-- begin Material to process --

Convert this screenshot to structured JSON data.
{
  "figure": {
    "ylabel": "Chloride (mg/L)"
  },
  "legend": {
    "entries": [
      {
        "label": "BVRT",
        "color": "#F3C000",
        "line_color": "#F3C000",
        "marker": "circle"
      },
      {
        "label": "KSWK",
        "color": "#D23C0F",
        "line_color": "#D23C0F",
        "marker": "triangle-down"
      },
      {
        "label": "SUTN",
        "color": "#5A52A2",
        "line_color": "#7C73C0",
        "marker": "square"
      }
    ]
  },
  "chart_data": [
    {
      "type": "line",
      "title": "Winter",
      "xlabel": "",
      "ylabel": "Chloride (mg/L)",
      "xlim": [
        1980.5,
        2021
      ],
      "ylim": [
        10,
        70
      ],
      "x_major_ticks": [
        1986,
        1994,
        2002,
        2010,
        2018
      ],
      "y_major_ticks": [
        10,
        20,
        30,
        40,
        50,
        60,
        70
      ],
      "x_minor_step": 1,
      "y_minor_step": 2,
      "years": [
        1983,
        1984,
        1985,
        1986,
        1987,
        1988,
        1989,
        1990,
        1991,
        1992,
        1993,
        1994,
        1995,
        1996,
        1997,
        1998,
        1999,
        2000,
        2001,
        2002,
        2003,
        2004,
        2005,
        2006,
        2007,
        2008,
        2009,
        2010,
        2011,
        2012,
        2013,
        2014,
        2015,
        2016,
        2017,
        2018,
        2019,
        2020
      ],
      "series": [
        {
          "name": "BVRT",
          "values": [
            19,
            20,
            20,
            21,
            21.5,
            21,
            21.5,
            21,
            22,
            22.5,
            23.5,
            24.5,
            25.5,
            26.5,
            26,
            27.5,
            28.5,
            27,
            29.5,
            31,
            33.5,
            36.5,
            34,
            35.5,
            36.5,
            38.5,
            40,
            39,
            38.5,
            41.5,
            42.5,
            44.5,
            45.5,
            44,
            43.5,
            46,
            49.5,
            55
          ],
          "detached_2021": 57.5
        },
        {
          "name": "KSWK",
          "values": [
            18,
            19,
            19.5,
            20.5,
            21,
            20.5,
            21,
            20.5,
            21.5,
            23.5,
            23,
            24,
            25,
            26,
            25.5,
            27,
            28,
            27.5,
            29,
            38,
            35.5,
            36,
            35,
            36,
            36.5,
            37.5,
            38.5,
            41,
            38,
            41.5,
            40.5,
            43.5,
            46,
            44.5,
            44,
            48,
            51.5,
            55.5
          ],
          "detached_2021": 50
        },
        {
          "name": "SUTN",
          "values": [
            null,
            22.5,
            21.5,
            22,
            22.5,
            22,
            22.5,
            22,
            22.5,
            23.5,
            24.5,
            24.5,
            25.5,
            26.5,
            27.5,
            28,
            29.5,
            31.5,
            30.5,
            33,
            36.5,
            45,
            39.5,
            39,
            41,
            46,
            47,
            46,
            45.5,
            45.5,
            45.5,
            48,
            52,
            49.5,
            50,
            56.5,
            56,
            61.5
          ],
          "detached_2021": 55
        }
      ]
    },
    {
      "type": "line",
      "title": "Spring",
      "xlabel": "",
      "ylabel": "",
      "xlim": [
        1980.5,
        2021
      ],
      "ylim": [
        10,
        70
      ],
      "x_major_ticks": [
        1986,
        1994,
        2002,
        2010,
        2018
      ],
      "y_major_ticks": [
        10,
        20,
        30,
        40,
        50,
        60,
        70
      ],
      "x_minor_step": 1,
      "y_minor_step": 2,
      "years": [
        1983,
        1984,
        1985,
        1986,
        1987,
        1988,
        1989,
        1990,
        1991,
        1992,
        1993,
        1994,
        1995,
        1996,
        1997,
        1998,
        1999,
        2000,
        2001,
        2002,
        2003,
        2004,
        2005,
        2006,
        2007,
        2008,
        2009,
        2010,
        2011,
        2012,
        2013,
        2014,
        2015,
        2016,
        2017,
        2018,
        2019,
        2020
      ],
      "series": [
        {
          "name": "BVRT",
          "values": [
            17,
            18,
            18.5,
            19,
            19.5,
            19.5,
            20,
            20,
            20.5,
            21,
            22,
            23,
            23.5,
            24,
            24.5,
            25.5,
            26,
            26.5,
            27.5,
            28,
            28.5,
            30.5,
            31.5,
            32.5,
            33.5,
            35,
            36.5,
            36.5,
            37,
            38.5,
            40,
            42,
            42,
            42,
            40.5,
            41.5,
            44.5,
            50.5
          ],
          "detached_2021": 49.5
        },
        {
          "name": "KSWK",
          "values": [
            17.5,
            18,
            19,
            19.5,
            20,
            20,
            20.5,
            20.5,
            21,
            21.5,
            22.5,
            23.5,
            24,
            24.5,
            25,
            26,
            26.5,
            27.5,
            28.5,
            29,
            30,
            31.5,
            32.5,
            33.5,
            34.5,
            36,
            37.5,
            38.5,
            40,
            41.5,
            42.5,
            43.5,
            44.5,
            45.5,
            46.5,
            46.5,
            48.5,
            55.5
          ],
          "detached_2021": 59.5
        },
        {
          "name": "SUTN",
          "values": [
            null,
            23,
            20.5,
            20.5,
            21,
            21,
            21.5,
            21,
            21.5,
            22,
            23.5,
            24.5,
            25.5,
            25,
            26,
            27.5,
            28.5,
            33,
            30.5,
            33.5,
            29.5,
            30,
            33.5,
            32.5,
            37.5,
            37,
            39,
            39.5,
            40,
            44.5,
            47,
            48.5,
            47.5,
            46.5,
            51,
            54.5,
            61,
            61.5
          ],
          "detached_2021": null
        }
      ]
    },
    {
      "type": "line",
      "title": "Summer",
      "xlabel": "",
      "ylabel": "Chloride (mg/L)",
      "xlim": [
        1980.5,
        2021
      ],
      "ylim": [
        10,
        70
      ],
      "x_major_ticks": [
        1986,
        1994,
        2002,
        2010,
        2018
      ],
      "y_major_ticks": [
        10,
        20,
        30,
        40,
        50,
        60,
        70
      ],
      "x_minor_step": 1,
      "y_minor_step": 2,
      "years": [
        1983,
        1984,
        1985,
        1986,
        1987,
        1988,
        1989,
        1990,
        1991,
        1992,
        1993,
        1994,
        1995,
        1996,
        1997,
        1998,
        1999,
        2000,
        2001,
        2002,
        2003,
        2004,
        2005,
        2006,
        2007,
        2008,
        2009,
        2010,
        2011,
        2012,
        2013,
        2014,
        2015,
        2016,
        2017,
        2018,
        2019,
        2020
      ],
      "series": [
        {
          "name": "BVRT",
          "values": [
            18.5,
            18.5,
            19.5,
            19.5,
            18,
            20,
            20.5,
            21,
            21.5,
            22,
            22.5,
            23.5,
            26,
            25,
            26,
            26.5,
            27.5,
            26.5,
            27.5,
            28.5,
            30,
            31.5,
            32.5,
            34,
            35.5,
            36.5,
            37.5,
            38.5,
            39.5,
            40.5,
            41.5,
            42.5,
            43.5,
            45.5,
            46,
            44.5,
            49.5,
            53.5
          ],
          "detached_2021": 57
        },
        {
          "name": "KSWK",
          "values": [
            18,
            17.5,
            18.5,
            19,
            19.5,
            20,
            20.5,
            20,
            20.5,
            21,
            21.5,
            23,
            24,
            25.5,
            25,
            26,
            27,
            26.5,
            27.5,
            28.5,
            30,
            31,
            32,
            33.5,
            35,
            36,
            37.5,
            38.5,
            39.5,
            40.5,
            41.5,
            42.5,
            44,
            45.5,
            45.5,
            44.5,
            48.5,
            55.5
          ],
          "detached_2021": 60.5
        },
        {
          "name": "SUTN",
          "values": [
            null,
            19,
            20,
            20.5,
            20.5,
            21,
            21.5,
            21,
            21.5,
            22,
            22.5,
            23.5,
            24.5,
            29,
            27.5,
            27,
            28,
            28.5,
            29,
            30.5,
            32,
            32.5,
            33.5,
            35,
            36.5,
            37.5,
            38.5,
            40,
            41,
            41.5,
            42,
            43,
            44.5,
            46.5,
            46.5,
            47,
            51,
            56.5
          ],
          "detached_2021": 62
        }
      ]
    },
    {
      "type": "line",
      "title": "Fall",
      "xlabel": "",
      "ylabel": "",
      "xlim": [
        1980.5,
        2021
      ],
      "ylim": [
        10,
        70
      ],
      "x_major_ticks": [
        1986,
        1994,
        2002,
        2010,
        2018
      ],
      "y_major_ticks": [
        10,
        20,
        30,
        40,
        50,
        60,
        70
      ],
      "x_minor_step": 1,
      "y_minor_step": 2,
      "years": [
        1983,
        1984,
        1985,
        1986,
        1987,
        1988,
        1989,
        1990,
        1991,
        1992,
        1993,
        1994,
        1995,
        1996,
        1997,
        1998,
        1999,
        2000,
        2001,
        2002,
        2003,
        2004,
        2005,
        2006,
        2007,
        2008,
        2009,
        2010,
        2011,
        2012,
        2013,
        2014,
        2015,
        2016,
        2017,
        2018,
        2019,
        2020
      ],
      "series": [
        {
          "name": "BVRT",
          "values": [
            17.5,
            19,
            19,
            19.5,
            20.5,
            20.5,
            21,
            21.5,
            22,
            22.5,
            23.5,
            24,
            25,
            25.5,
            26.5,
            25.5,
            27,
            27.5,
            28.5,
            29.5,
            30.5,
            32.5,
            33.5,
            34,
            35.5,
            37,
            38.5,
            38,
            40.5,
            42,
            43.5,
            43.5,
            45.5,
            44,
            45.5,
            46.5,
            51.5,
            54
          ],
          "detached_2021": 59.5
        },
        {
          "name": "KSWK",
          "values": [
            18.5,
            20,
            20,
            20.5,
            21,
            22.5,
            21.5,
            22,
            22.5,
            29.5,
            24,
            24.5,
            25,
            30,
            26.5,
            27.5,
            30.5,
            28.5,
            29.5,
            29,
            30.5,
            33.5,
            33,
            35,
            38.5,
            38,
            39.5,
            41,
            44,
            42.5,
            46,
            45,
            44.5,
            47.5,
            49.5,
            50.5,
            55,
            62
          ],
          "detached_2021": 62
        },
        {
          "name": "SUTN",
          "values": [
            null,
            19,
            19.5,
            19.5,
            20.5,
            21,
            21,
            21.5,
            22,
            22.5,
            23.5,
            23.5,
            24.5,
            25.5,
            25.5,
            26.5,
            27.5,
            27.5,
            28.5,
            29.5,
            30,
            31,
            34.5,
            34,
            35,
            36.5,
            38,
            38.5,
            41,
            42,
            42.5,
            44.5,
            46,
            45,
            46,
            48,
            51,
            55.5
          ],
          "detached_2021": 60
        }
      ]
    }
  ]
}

-- end Material to process --

Exercise instructions: Select the lines in this material that hold the word "title", leaving none out.

Solution below:
      "title": "Winter",
      "title": "Spring",
      "title": "Summer",
      "title": "Fall",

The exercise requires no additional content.